Excerpt to read:
----------
Derivation of Human Induced Pluripotent Stem Cell (iPSC) Lines and Mechanism of Pluripotency: Historical Perspective and Recent Advances.

Abstract

Derivation of human embryonic stem cell (hES) lines in 1998 was not only a major technological breakthrough in the field of regenerative medicine; it also triggered a passionate debate about the ethical issues associated with the utilization of human embryos for derivation of hESC lines. Successful derivation of induced pluripotent stem cell (iPS) lines from human somatic cells with defined reprogramming factors by Shinya Yamanaka`s group in 2007 was another breakthrough that generated enormous excitement and hope for the development of donor-specific personalized cell replacement therapies (CRT) without the ethical dilemma associated with it. As we approach twentieth anniversary of derivation of hESC lines and the tenth anniversary of isolation of donor-specific iPSC lines, this manuscript summarizes the key advances in pluripotent stem cell (PSC) research field that led to derivation of human iPSC lines, different methodologies for derivation iPSC lines and characterization of the mechanism of reprogramming. We will also review progress towards generating donor-specific somatic cell lineages from iPSC lines, especially the functional immune cell lineages, and progress towards advancing these findings to the clinic. Finally, we will discuss the challenges, such as genome instability and inherent immunogenicity of hPSC lines that need to be addressed to develop safe and effective iPSC-based CRT.
----------
Dataset records:
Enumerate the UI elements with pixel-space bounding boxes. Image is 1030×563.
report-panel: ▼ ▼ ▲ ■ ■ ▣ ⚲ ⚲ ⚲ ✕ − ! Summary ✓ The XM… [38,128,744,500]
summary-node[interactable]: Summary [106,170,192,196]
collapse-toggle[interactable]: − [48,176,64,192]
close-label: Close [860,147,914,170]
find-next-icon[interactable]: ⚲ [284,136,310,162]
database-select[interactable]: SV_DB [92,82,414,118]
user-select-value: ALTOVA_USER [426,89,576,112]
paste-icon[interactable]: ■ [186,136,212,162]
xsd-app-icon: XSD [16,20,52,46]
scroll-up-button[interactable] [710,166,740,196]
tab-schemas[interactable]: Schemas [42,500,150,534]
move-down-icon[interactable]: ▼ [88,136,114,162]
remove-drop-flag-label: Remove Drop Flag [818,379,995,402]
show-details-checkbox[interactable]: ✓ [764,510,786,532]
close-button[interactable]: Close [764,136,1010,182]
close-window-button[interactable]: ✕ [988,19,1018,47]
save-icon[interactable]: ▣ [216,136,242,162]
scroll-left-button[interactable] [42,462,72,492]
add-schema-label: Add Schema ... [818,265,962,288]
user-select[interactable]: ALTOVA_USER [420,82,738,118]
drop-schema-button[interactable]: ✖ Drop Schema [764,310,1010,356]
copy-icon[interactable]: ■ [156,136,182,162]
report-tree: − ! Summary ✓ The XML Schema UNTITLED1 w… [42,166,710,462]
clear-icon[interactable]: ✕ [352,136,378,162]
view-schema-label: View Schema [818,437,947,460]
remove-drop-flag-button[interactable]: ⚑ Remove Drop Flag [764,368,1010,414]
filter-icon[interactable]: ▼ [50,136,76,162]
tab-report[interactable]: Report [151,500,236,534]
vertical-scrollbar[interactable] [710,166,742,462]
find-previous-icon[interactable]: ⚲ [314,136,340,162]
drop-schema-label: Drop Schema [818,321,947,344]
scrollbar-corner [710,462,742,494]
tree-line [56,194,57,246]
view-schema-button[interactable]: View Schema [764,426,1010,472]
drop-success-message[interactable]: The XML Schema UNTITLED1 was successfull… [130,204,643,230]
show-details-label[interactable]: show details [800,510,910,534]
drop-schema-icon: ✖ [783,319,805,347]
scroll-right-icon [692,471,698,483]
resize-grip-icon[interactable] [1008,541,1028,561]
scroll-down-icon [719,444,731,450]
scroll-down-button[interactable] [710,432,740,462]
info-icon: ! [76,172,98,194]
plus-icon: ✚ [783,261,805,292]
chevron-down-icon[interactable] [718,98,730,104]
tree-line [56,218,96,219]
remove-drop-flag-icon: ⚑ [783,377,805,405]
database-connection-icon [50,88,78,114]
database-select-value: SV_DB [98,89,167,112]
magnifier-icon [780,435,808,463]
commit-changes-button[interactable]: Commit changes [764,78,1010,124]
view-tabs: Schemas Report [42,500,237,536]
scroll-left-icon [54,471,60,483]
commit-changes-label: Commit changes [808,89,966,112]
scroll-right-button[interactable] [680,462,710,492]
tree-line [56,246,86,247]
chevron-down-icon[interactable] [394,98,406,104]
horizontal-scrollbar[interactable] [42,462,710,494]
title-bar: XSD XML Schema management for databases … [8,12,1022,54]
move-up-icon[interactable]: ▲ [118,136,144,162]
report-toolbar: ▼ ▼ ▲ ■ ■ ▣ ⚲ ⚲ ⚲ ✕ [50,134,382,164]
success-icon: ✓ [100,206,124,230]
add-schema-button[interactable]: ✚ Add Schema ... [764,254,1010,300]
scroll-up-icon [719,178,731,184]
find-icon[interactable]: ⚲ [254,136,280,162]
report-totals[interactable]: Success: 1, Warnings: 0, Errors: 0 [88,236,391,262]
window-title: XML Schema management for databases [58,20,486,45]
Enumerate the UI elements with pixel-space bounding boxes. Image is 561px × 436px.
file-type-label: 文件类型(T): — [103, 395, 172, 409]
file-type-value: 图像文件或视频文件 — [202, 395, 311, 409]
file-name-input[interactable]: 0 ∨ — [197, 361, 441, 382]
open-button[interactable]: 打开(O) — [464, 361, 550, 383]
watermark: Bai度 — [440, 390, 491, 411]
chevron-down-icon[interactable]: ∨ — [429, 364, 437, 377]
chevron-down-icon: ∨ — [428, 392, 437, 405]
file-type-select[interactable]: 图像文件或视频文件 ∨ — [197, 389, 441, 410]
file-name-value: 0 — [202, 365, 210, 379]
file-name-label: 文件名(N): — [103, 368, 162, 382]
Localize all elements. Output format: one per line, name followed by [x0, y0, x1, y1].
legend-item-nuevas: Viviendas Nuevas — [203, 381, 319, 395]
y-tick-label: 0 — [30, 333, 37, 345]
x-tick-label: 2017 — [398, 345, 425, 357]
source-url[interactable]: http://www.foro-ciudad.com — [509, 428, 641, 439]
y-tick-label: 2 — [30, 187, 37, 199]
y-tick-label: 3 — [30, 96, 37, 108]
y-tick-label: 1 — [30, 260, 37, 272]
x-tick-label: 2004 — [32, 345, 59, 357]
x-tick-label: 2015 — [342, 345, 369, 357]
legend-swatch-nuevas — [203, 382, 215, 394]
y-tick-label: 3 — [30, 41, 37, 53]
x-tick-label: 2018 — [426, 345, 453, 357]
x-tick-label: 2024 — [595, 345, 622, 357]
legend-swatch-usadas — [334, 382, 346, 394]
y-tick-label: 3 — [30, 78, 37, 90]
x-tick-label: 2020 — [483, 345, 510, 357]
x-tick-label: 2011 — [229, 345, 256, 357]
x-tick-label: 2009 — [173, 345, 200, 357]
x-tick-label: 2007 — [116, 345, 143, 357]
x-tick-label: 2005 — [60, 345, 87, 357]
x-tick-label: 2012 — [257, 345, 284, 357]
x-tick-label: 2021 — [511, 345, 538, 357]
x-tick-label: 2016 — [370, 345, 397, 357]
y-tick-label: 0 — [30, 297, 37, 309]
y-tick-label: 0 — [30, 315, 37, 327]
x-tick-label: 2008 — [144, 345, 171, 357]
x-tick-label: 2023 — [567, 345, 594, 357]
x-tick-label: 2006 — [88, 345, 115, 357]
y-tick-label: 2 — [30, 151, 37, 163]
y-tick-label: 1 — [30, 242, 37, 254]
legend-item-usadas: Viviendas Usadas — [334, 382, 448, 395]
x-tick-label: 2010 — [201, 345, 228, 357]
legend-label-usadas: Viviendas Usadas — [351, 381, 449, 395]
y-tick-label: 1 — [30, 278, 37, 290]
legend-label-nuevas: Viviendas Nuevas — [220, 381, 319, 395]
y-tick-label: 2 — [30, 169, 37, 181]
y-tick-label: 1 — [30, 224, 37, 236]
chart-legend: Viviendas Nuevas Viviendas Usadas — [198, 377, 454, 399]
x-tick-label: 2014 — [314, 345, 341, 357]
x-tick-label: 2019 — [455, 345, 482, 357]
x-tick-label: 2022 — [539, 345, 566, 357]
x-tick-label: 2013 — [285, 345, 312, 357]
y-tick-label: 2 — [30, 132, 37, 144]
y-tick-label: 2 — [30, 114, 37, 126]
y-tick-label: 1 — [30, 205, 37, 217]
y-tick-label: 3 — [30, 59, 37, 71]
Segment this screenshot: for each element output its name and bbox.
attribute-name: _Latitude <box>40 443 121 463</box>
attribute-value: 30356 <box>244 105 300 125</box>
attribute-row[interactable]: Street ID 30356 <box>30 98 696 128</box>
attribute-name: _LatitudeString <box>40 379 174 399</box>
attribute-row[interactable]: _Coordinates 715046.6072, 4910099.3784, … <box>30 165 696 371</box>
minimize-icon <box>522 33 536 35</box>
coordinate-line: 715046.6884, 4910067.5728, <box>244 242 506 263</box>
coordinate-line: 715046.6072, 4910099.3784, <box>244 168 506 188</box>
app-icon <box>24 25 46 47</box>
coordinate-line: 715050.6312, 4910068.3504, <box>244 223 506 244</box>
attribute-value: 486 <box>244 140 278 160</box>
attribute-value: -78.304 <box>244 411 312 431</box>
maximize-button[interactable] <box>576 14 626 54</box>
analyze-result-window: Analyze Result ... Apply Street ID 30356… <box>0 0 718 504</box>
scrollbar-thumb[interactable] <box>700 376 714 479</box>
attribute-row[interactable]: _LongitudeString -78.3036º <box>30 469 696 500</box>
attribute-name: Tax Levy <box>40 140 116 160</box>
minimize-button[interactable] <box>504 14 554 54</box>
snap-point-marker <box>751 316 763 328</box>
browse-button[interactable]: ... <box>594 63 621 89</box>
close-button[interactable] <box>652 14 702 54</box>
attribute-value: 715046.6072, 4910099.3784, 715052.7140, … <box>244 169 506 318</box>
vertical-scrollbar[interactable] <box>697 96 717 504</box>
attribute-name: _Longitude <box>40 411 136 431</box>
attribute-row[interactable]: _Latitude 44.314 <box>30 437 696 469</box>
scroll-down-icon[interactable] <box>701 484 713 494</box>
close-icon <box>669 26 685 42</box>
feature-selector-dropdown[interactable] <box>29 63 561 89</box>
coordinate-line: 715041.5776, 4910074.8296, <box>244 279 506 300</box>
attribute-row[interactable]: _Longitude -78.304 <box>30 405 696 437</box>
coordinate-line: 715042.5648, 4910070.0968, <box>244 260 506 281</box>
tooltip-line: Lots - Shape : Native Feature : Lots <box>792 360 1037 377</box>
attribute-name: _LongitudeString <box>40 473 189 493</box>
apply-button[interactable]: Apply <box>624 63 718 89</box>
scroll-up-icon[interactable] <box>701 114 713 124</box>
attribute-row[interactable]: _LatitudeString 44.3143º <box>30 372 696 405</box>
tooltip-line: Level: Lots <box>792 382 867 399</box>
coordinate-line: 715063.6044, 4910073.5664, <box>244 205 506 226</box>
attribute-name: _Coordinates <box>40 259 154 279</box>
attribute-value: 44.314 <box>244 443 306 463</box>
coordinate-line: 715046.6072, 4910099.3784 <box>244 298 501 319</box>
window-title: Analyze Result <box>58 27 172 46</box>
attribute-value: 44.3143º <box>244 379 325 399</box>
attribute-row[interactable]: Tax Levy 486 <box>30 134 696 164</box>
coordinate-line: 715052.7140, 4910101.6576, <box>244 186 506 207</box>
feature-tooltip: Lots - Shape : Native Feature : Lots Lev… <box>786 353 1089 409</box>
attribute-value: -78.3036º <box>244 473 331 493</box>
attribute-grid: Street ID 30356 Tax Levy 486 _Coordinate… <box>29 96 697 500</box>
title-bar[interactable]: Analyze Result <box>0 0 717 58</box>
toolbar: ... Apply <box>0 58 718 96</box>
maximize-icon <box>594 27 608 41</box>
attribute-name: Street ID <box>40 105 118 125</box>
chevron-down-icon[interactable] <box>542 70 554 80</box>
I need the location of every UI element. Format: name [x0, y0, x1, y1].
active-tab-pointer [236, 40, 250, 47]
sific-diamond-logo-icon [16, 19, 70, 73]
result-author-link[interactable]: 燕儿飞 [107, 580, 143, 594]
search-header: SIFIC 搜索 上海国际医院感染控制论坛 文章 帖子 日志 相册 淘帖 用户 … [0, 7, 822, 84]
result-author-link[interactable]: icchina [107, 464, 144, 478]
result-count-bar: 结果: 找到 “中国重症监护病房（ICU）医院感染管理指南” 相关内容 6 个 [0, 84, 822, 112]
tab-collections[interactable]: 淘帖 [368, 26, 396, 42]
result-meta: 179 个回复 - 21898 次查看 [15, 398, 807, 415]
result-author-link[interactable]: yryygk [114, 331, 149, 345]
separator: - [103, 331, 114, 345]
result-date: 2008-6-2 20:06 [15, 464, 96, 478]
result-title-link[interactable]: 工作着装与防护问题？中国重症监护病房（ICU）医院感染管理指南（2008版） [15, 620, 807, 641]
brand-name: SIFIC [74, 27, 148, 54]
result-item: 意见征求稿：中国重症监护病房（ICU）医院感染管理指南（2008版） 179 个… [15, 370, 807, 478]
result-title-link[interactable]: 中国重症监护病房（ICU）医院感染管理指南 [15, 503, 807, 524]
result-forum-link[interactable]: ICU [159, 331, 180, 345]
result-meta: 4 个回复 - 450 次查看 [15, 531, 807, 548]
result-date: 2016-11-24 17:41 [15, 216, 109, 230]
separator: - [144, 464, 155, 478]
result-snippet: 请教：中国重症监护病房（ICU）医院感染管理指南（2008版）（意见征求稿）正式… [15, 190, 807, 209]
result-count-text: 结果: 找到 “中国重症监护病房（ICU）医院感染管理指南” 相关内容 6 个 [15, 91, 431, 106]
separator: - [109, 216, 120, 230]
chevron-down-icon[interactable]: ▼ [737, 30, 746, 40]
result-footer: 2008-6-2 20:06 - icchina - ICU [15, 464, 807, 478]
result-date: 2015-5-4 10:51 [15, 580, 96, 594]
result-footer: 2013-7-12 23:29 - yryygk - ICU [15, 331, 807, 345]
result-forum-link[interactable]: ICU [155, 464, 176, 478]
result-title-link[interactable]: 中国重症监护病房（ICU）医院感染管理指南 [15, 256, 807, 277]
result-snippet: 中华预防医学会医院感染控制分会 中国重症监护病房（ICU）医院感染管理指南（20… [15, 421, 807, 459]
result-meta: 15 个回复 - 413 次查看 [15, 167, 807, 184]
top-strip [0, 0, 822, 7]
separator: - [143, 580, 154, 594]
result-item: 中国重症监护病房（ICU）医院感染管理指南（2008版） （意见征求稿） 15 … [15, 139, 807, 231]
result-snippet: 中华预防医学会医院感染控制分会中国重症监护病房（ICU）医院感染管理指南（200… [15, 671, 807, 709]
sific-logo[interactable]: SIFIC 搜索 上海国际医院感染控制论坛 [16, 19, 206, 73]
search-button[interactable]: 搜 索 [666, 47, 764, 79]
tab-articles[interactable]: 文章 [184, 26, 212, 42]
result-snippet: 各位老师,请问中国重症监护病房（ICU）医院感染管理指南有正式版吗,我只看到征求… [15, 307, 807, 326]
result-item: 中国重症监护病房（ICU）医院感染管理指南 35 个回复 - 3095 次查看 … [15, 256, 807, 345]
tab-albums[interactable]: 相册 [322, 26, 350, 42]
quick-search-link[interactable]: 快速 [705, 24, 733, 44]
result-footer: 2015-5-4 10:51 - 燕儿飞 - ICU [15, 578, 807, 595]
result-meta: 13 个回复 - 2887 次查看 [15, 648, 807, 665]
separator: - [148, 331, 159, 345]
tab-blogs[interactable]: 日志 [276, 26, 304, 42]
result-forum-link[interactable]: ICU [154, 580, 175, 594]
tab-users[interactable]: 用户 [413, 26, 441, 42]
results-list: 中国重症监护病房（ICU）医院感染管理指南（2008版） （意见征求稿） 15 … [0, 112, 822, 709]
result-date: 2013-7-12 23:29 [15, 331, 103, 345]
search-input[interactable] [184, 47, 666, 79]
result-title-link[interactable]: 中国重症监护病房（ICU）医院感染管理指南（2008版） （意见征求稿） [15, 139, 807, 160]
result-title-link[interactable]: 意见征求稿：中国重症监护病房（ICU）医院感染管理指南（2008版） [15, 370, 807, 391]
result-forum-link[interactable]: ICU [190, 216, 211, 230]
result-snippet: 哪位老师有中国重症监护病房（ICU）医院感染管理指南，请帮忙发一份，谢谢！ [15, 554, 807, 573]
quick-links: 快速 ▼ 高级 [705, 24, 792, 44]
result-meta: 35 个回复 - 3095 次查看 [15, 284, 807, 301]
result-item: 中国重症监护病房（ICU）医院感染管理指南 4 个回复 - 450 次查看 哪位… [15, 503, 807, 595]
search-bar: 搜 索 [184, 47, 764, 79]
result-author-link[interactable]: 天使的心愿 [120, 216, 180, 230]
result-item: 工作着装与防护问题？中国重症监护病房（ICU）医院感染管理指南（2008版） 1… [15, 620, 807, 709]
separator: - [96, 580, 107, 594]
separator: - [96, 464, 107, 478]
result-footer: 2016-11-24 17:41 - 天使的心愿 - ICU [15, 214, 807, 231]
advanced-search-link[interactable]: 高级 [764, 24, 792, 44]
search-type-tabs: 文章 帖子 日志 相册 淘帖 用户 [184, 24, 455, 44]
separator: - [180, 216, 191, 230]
----------
Assignment: Go through the iPSC abstract, including its title, and list each abbreviation set off in parentheses, along with the term it stands for. The listing above comes from a separate source, unrelated to the iPSC abstract.

Reply to the exercise:
- iPSC: Induced Pluripotent Stem Cell (title)
- hES: human embryonic stem cell
- iPS: induced pluripotent stem cell
- CRT: cell replacement therapies
- PSC: pluripotent stem cell